(Recorded data)
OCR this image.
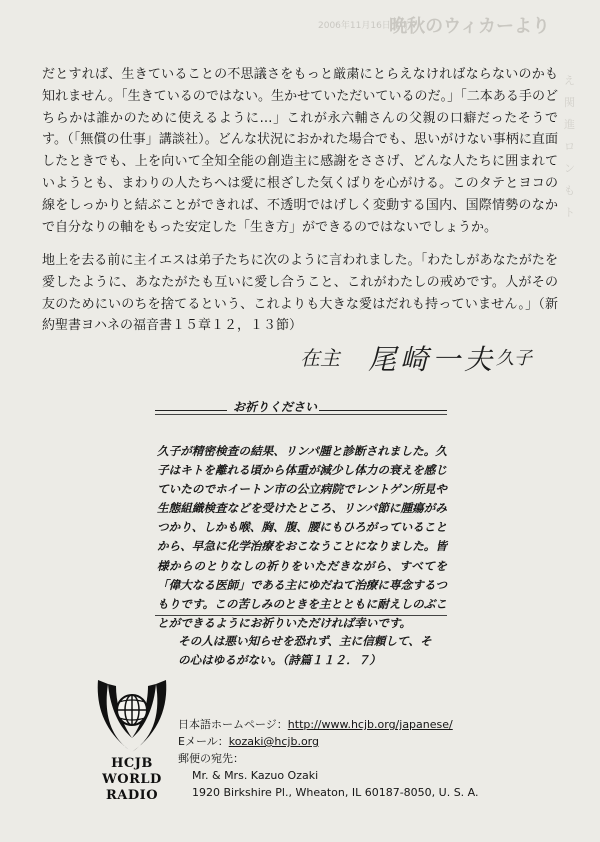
2006年11月16日発行
晩秋のウィカーより
え
関
進
ロ
ン
も
ト

だとすれば、生きていることの不思議さをもっと厳粛にとらえなければならないのかも知れません。「生きているのではない。生かせていただいているのだ。」「二本ある手のどちらかは誰かのために使えるように…」これが永六輔さんの父親の口癖だったそうです。（「無償の仕事」講談社）。どんな状況におかれた場合でも、思いがけない事柄に直面したときでも、上を向いて全知全能の創造主に感謝をささげ、どんな人たちに囲まれていようとも、まわりの人たちへは愛に根ざした気くばりを心がける。このタテとヨコの線をしっかりと結ぶことができれば、不透明ではげしく変動する国内、国際情勢のなかで自分なりの軸をもった安定した「生き方」ができるのではないでしょうか。

地上を去る前に主イエスは弟子たちに次のように言われました。「わたしがあなたがたを愛したように、あなたがたも互いに愛し合うこと、これがわたしの戒めです。人がその友のためにいのちを捨てるという、これよりも大きな愛はだれも持っていません。」（新約聖書ヨハネの福音書１５章１２，１３節）

在主 尾崎一夫 久子
お祈りください

久子が精密検査の結果、リンパ腫と診断されました。久子はキトを離れる頃から体重が減少し体力の衰えを感じていたのでホイートン市の公立病院でレントゲン所見や生態組織検査などを受けたところ、リンパ節に腫瘍がみつかり、しかも喉、胸、腹、腰にもひろがっていることから、早急に化学治療をおこなうことになりました。皆様からのとりなしの祈りをいただきながら、すべてを「偉大なる医師」である主にゆだねて治療に専念するつもりです。この苦しみのときを主とともに耐えしのぶことができるようにお祈りいただければ幸いです。

その人は悪い知らせを恐れず、主に信頼して、その心はゆるがない。（詩篇１１２．７）

HCJB
WORLD
RADIO
日本語ホームページ：http://www.hcjb.org/japanese/
Eメール：kozaki@hcjb.org
郵便の宛先：
Mr. & Mrs. Kazuo Ozaki
1920 Birkshire Pl., Wheaton, IL 60187-8050, U. S. A.
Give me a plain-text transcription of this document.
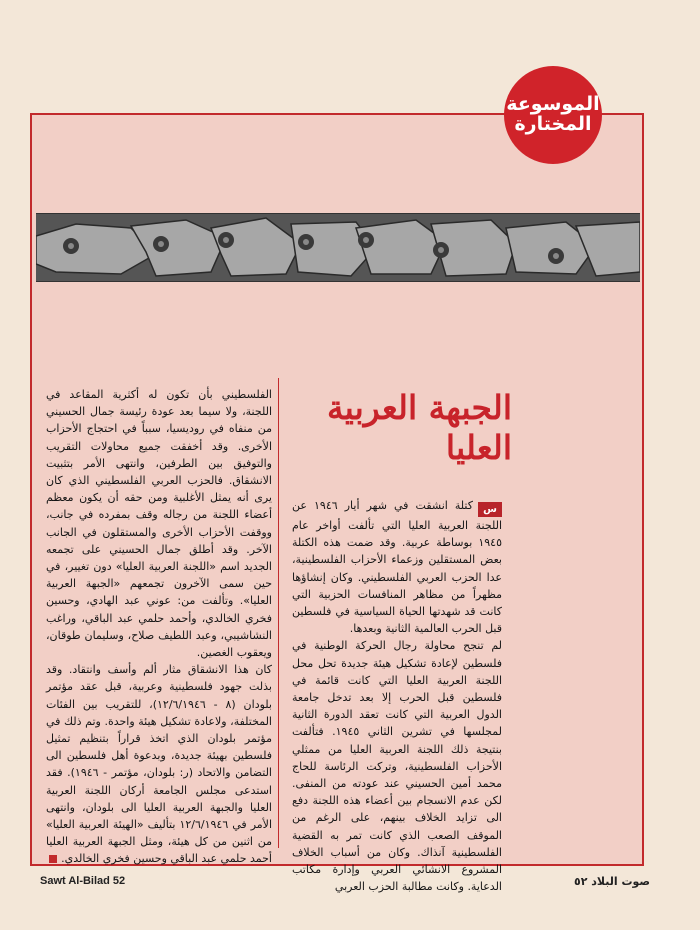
الموسوعة
المختارة
الجبهة العربية العليا

سكتلة انشقت في شهر أيار ١٩٤٦ عن اللجنة العربية العليا التي تألفت أواخر عام ١٩٤٥ بوساطة عربية. وقد ضمت هذه الكتلة بعض المستقلين وزعماء الأحزاب الفلسطينية، عدا الحزب العربي الفلسطيني. وكان إنشاؤها مظهراً من مظاهر المنافسات الحزبية التي كانت قد شهدتها الحياة السياسية في فلسطين قبل الحرب العالمية الثانية وبعدها.

لم تنجح محاولة رجال الحركة الوطنية في فلسطين لإعادة تشكيل هيئة جديدة تحل محل اللجنة العربية العليا التي كانت قائمة في فلسطين قبل الحرب إلا بعد تدخل جامعة الدول العربية التي كانت تعقد الدورة الثانية لمجلسها في تشرين الثاني ١٩٤٥. فتألفت بنتيجة ذلك اللجنة العربية العليا من ممثلي الأحزاب الفلسطينية، وتركت الرئاسة للحاج محمد أمين الحسيني عند عودته من المنفى. لكن عدم الانسجام بين أعضاء هذه اللجنة دفع الى تزايد الخلاف بينهم، على الرغم من الموقف الصعب الذي كانت تمر به القضية الفلسطينية آنذاك. وكان من أسباب الخلاف المشروع الانشائي العربي وإدارة مكاتب الدعاية. وكانت مطالبة الحزب العربي

الفلسطيني بأن تكون له أكثرية المقاعد في اللجنة، ولا سيما بعد عودة رئيسة جمال الحسيني من منفاه في روديسيا، سبباً في احتجاج الأحزاب الأخرى. وقد أخفقت جميع محاولات التقريب والتوفيق بين الطرفين، وانتهى الأمر بتثبيت الانشقاق. فالحزب العربي الفلسطيني الذي كان يرى أنه يمثل الأغلبية ومن حقه أن يكون معظم أعضاء اللجنة من رجاله وقف بمفرده في جانب، ووقفت الأحزاب الأخرى والمستقلون في الجانب الآخر. وقد أطلق جمال الحسيني على تجمعه الجديد اسم «اللجنة العربية العليا» دون تغيير، في حين سمى الآخرون تجمعهم «الجبهة العربية العليا». وتألفت من: عوني عبد الهادي، وحسين فخري الخالدي، وأحمد حلمي عبد الباقي، وراغب النشاشيبي، وعبد اللطيف صلاح، وسليمان طوقان، ويعقوب الغصين.

كان هذا الانشقاق مثار ألم وأسف وانتقاد. وقد بذلت جهود فلسطينية وعربية، قبل عقد مؤتمر بلودان (٨ - ١٢/٦/١٩٤٦)، للتقريب بين الفئات المختلفة، ولاعادة تشكيل هيئة واحدة. وتم ذلك في مؤتمر بلودان الذي اتخذ قراراً بتنظيم تمثيل فلسطين بهيئة جديدة، وبدعوة أهل فلسطين الى التضامن والاتحاد (ر: بلودان، مؤتمر - ١٩٤٦). فقد استدعى مجلس الجامعة أركان اللجنة العربية العليا والجبهة العربية العليا الى بلودان، وانتهى الأمر في ١٢/٦/١٩٤٦ بتأليف «الهيئة العربية العليا» من اثنين من كل هيئة، ومثل الجبهة العربية العليا أحمد حلمي عبد الباقي وحسين فخري الخالدي.

Sawt Al-Bilad 52	صوت البلاد ٥٢
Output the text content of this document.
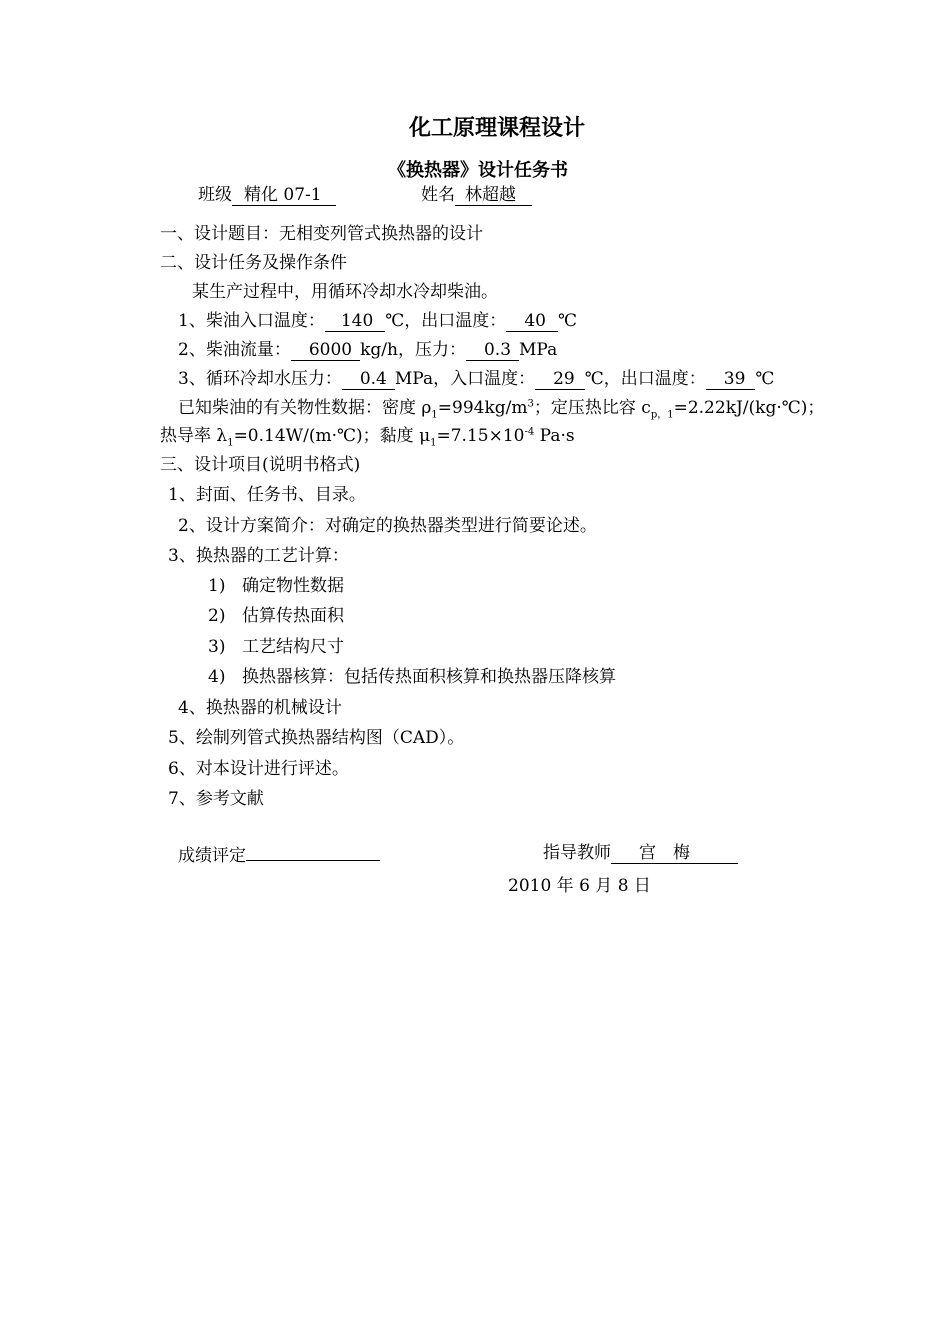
化工原理课程设计
《换热器》设计任务书
班级 精化 07-1	姓名 林超越
一、设计题目：无相变列管式换热器的设计
二、设计任务及操作条件
某生产过程中，用循环冷却水冷却柴油。
1、柴油入口温度： 140 ℃，出口温度： 40 ℃
2、柴油流量： 6000 kg/h，压力： 0.3 MPa
3、循环冷却水压力： 0.4 MPa，入口温度： 29 ℃，出口温度： 39 ℃
已知柴油的有关物性数据：密度 $\rho_1=994kg/m^3$；定压热比容 $c_{p,1}=2.22kJ/(kg\cdot℃)$；
热导率 $\lambda_1=0.14W/(m\cdot℃)$；黏度 $\mu_1=7.15\times 10^{-4}$ Pa·s
三、设计项目(说明书格式)
1、封面、任务书、目录。
2、设计方案简介：对确定的换热器类型进行简要论述。
3、换热器的工艺计算：
1) 确定物性数据
2) 估算传热面积
3) 工艺结构尺寸
4) 换热器核算：包括传热面积核算和换热器压降核算
4、换热器的机械设计
5、绘制列管式换热器结构图（CAD）。
6、对本设计进行评述。
7、参考文献
成绩评定	指导教师 宫　梅
2010 年 6 月 8 日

Directions: Pick out the lines that contain "الثانية" and copy them.

Response to the exercise:
سكتلة انشقت في شهر أيار ١٩٤٦ عن اللجنة العربية العليا التي تألفت أواخر عام ١٩٤٥ بوساطة عربية. وقد ضمت هذه الكتلة بعض المستقلين وزعماء الأحزاب الفلسطينية، عدا الحزب العربي الفلسطيني. وكان إنشاؤها مظهراً من مظاهر المنافسات الحزبية التي كانت قد شهدتها الحياة السياسية في فلسطين قبل الحرب العالمية الثانية وبعدها.
لم تنجح محاولة رجال الحركة الوطنية في فلسطين لإعادة تشكيل هيئة جديدة تحل محل اللجنة العربية العليا التي كانت قائمة في فلسطين قبل الحرب إلا بعد تدخل جامعة الدول العربية التي كانت تعقد الدورة الثانية لمجلسها في تشرين الثاني ١٩٤٥. فتألفت بنتيجة ذلك اللجنة العربية العليا من ممثلي الأحزاب الفلسطينية، وتركت الرئاسة للحاج محمد أمين الحسيني عند عودته من المنفى. لكن عدم الانسجام بين أعضاء هذه اللجنة دفع الى تزايد الخلاف بينهم، على الرغم من الموقف الصعب الذي كانت تمر به القضية الفلسطينية آنذاك. وكان من أسباب الخلاف المشروع الانشائي العربي وإدارة مكاتب الدعاية. وكانت مطالبة الحزب العربي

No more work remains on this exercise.